## begin

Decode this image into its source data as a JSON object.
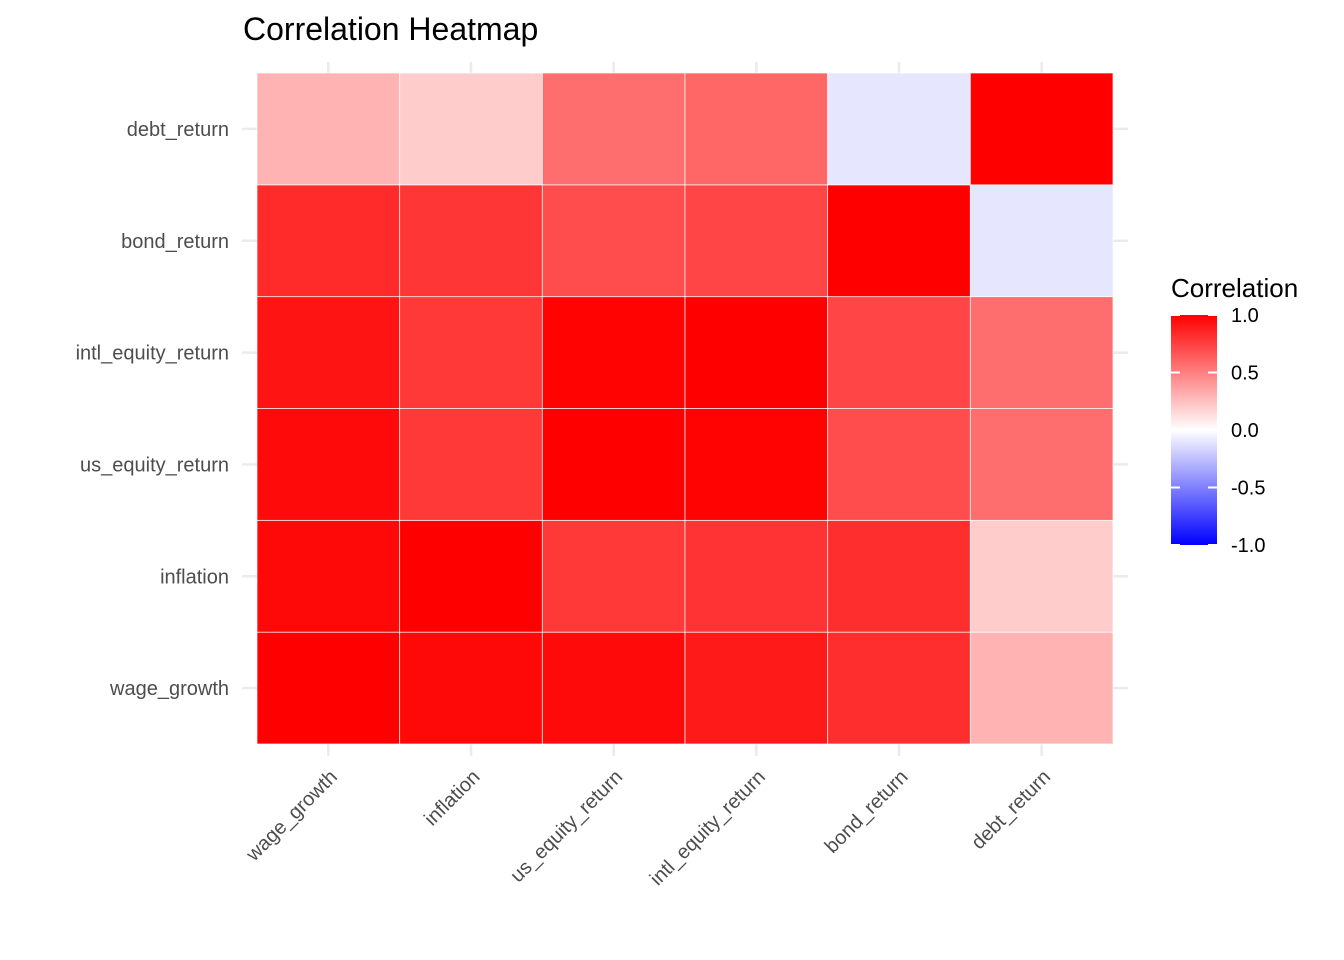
{
  "chart_data": {
    "type": "heatmap",
    "title": "Correlation Heatmap",
    "xlabel": "",
    "ylabel": "",
    "x_categories": [
      "wage_growth",
      "inflation",
      "us_equity_return",
      "intl_equity_return",
      "bond_return",
      "debt_return"
    ],
    "y_categories": [
      "wage_growth",
      "inflation",
      "us_equity_return",
      "intl_equity_return",
      "bond_return",
      "debt_return"
    ],
    "values": [
      [
        1.0,
        0.97,
        0.96,
        0.9,
        0.82,
        0.3
      ],
      [
        0.97,
        1.0,
        0.78,
        0.8,
        0.82,
        0.2
      ],
      [
        0.96,
        0.78,
        1.0,
        0.99,
        0.7,
        0.57
      ],
      [
        0.92,
        0.78,
        0.99,
        1.0,
        0.73,
        0.57
      ],
      [
        0.83,
        0.79,
        0.7,
        0.73,
        1.0,
        -0.1
      ],
      [
        0.3,
        0.2,
        0.57,
        0.6,
        -0.1,
        1.0
      ]
    ],
    "color_scale": {
      "low": "#0000ff",
      "mid": "#ffffff",
      "high": "#ff0000",
      "limits": [
        -1,
        1
      ]
    },
    "legend": {
      "title": "Correlation",
      "position": "right",
      "breaks": [
        1.0,
        0.5,
        0.0,
        -0.5,
        -1.0
      ],
      "labels": [
        "1.0",
        "0.5",
        "0.0",
        "-0.5",
        "-1.0"
      ]
    },
    "grid": true
  }
}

## end

### Required work
Quote the data above in full, leaving out the pictures it holds.

### Solution to this problem
Decode this image into its source data as a JSON object.
{
  "chart_data": {
    "type": "heatmap",
    "title": "Correlation Heatmap",
    "xlabel": "",
    "ylabel": "",
    "x_categories": [
      "wage_growth",
      "inflation",
      "us_equity_return",
      "intl_equity_return",
      "bond_return",
      "debt_return"
    ],
    "y_categories": [
      "wage_growth",
      "inflation",
      "us_equity_return",
      "intl_equity_return",
      "bond_return",
      "debt_return"
    ],
    "values": [
      [
        1.0,
        0.97,
        0.96,
        0.9,
        0.82,
        0.3
      ],
      [
        0.97,
        1.0,
        0.78,
        0.8,
        0.82,
        0.2
      ],
      [
        0.96,
        0.78,
        1.0,
        0.99,
        0.7,
        0.57
      ],
      [
        0.92,
        0.78,
        0.99,
        1.0,
        0.73,
        0.57
      ],
      [
        0.83,
        0.79,
        0.7,
        0.73,
        1.0,
        -0.1
      ],
      [
        0.3,
        0.2,
        0.57,
        0.6,
        -0.1,
        1.0
      ]
    ],
    "color_scale": {
      "low": "#0000ff",
      "mid": "#ffffff",
      "high": "#ff0000",
      "limits": [
        -1,
        1
      ]
    },
    "legend": {
      "title": "Correlation",
      "position": "right",
      "breaks": [
        1.0,
        0.5,
        0.0,
        -0.5,
        -1.0
      ],
      "labels": [
        "1.0",
        "0.5",
        "0.0",
        "-0.5",
        "-1.0"
      ]
    },
    "grid": true
  }
}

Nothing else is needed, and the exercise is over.